## [Objective]
Exactly reproduce the entries, dropping any pictures from your copy.

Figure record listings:
⁂

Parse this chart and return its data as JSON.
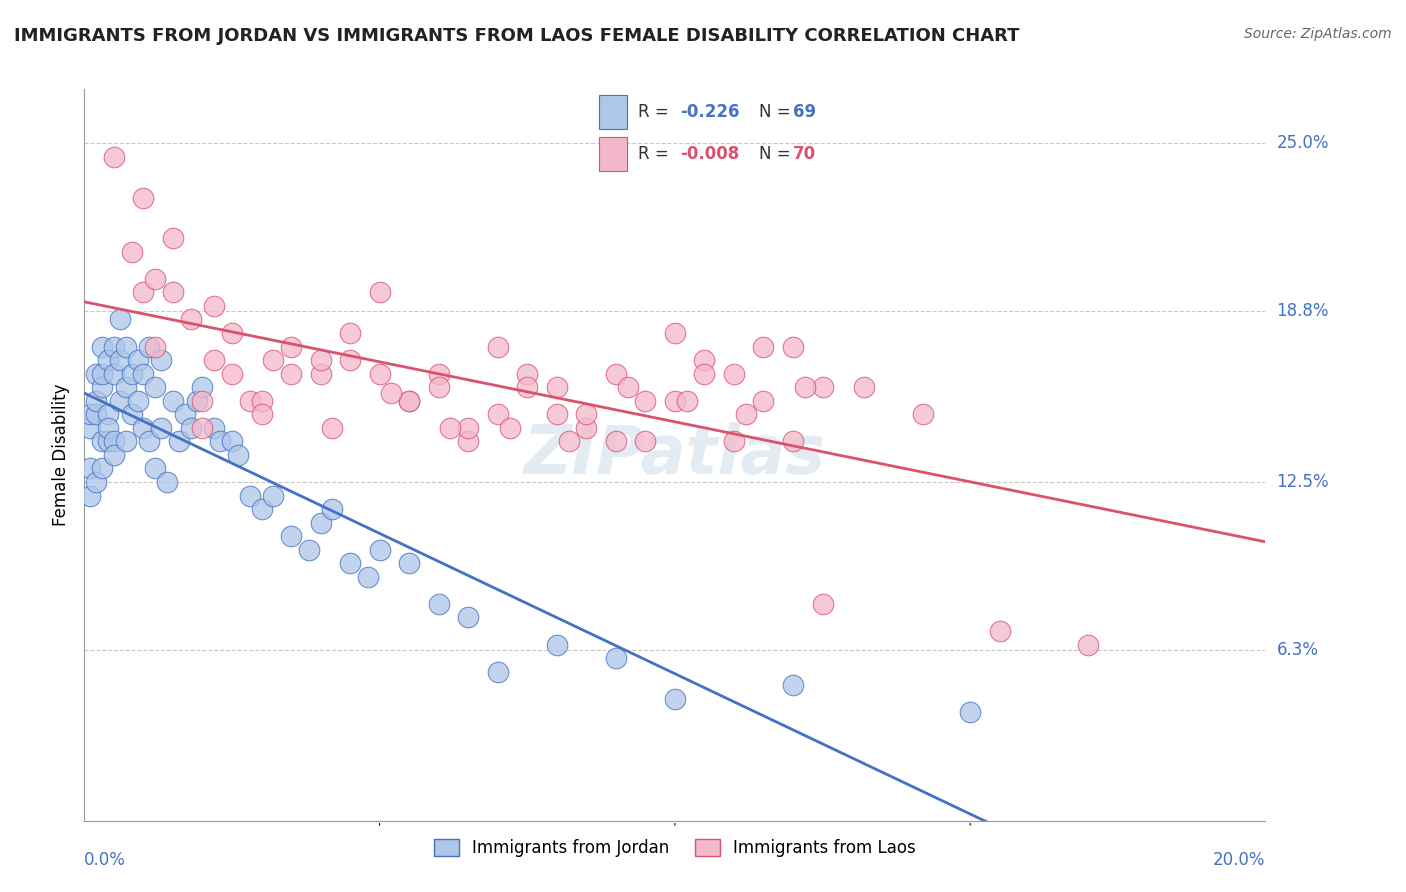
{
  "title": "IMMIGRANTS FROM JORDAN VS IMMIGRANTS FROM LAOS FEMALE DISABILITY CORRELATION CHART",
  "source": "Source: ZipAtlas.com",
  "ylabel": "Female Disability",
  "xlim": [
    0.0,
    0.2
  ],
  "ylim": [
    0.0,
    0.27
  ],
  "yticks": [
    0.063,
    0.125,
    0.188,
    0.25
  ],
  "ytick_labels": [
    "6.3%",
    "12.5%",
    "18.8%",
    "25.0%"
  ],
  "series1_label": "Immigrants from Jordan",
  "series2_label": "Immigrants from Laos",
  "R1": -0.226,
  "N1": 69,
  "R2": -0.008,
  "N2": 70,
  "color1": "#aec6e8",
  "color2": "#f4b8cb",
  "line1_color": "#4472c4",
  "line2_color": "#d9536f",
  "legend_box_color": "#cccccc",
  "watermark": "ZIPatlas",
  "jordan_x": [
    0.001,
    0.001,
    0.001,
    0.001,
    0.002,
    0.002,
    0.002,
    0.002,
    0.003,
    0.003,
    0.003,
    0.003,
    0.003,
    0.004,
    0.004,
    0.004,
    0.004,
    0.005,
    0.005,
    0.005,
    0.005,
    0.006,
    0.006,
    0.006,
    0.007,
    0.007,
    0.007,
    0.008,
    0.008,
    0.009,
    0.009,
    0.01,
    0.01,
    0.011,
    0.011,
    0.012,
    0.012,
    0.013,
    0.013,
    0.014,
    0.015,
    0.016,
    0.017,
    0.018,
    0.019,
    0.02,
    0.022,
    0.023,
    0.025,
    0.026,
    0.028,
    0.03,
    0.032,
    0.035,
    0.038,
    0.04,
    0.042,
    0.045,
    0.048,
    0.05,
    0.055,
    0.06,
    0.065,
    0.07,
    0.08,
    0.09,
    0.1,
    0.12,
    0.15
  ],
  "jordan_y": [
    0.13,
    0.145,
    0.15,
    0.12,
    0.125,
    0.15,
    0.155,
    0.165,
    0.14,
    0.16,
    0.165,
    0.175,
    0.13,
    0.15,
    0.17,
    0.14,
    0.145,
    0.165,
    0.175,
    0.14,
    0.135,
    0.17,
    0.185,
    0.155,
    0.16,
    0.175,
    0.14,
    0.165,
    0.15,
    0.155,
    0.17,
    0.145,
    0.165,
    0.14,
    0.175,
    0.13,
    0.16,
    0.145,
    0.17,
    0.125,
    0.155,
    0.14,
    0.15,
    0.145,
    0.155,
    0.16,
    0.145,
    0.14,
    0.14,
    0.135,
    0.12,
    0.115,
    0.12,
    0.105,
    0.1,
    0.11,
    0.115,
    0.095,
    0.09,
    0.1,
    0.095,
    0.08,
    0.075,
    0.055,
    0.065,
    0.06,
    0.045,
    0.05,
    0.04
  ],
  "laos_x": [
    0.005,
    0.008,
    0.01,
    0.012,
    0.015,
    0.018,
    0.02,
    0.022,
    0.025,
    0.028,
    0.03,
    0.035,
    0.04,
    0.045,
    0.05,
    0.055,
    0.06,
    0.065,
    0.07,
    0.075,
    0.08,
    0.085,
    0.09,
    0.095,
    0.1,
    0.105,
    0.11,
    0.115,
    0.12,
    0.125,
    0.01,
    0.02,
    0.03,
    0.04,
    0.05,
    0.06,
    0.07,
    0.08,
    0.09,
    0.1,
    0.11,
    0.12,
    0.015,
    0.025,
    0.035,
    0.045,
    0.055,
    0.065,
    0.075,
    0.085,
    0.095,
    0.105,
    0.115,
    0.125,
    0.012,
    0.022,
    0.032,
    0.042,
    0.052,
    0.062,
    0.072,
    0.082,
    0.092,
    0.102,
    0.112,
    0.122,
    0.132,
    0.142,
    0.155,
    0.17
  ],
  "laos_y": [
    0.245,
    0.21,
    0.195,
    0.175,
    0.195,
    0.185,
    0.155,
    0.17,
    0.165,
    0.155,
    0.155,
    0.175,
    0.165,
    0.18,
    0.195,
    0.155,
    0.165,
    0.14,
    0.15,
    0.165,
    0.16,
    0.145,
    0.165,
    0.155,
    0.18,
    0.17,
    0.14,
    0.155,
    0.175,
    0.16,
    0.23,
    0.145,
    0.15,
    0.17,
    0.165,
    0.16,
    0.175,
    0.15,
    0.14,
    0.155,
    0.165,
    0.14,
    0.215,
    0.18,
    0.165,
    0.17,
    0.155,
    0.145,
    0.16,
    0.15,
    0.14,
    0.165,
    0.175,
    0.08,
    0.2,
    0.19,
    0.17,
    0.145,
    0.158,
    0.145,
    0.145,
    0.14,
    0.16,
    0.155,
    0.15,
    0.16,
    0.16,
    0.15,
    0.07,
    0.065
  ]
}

⁂

## [Task answer]
Parse this chart and return its data as JSON.
{
  "title": "IMMIGRANTS FROM JORDAN VS IMMIGRANTS FROM LAOS FEMALE DISABILITY CORRELATION CHART",
  "source": "Source: ZipAtlas.com",
  "ylabel": "Female Disability",
  "xlim": [
    0.0,
    0.2
  ],
  "ylim": [
    0.0,
    0.27
  ],
  "yticks": [
    0.063,
    0.125,
    0.188,
    0.25
  ],
  "ytick_labels": [
    "6.3%",
    "12.5%",
    "18.8%",
    "25.0%"
  ],
  "series1_label": "Immigrants from Jordan",
  "series2_label": "Immigrants from Laos",
  "R1": -0.226,
  "N1": 69,
  "R2": -0.008,
  "N2": 70,
  "color1": "#aec6e8",
  "color2": "#f4b8cb",
  "line1_color": "#4472c4",
  "line2_color": "#d9536f",
  "legend_box_color": "#cccccc",
  "watermark": "ZIPatlas",
  "jordan_x": [
    0.001,
    0.001,
    0.001,
    0.001,
    0.002,
    0.002,
    0.002,
    0.002,
    0.003,
    0.003,
    0.003,
    0.003,
    0.003,
    0.004,
    0.004,
    0.004,
    0.004,
    0.005,
    0.005,
    0.005,
    0.005,
    0.006,
    0.006,
    0.006,
    0.007,
    0.007,
    0.007,
    0.008,
    0.008,
    0.009,
    0.009,
    0.01,
    0.01,
    0.011,
    0.011,
    0.012,
    0.012,
    0.013,
    0.013,
    0.014,
    0.015,
    0.016,
    0.017,
    0.018,
    0.019,
    0.02,
    0.022,
    0.023,
    0.025,
    0.026,
    0.028,
    0.03,
    0.032,
    0.035,
    0.038,
    0.04,
    0.042,
    0.045,
    0.048,
    0.05,
    0.055,
    0.06,
    0.065,
    0.07,
    0.08,
    0.09,
    0.1,
    0.12,
    0.15
  ],
  "jordan_y": [
    0.13,
    0.145,
    0.15,
    0.12,
    0.125,
    0.15,
    0.155,
    0.165,
    0.14,
    0.16,
    0.165,
    0.175,
    0.13,
    0.15,
    0.17,
    0.14,
    0.145,
    0.165,
    0.175,
    0.14,
    0.135,
    0.17,
    0.185,
    0.155,
    0.16,
    0.175,
    0.14,
    0.165,
    0.15,
    0.155,
    0.17,
    0.145,
    0.165,
    0.14,
    0.175,
    0.13,
    0.16,
    0.145,
    0.17,
    0.125,
    0.155,
    0.14,
    0.15,
    0.145,
    0.155,
    0.16,
    0.145,
    0.14,
    0.14,
    0.135,
    0.12,
    0.115,
    0.12,
    0.105,
    0.1,
    0.11,
    0.115,
    0.095,
    0.09,
    0.1,
    0.095,
    0.08,
    0.075,
    0.055,
    0.065,
    0.06,
    0.045,
    0.05,
    0.04
  ],
  "laos_x": [
    0.005,
    0.008,
    0.01,
    0.012,
    0.015,
    0.018,
    0.02,
    0.022,
    0.025,
    0.028,
    0.03,
    0.035,
    0.04,
    0.045,
    0.05,
    0.055,
    0.06,
    0.065,
    0.07,
    0.075,
    0.08,
    0.085,
    0.09,
    0.095,
    0.1,
    0.105,
    0.11,
    0.115,
    0.12,
    0.125,
    0.01,
    0.02,
    0.03,
    0.04,
    0.05,
    0.06,
    0.07,
    0.08,
    0.09,
    0.1,
    0.11,
    0.12,
    0.015,
    0.025,
    0.035,
    0.045,
    0.055,
    0.065,
    0.075,
    0.085,
    0.095,
    0.105,
    0.115,
    0.125,
    0.012,
    0.022,
    0.032,
    0.042,
    0.052,
    0.062,
    0.072,
    0.082,
    0.092,
    0.102,
    0.112,
    0.122,
    0.132,
    0.142,
    0.155,
    0.17
  ],
  "laos_y": [
    0.245,
    0.21,
    0.195,
    0.175,
    0.195,
    0.185,
    0.155,
    0.17,
    0.165,
    0.155,
    0.155,
    0.175,
    0.165,
    0.18,
    0.195,
    0.155,
    0.165,
    0.14,
    0.15,
    0.165,
    0.16,
    0.145,
    0.165,
    0.155,
    0.18,
    0.17,
    0.14,
    0.155,
    0.175,
    0.16,
    0.23,
    0.145,
    0.15,
    0.17,
    0.165,
    0.16,
    0.175,
    0.15,
    0.14,
    0.155,
    0.165,
    0.14,
    0.215,
    0.18,
    0.165,
    0.17,
    0.155,
    0.145,
    0.16,
    0.15,
    0.14,
    0.165,
    0.175,
    0.08,
    0.2,
    0.19,
    0.17,
    0.145,
    0.158,
    0.145,
    0.145,
    0.14,
    0.16,
    0.155,
    0.15,
    0.16,
    0.16,
    0.15,
    0.07,
    0.065
  ]
}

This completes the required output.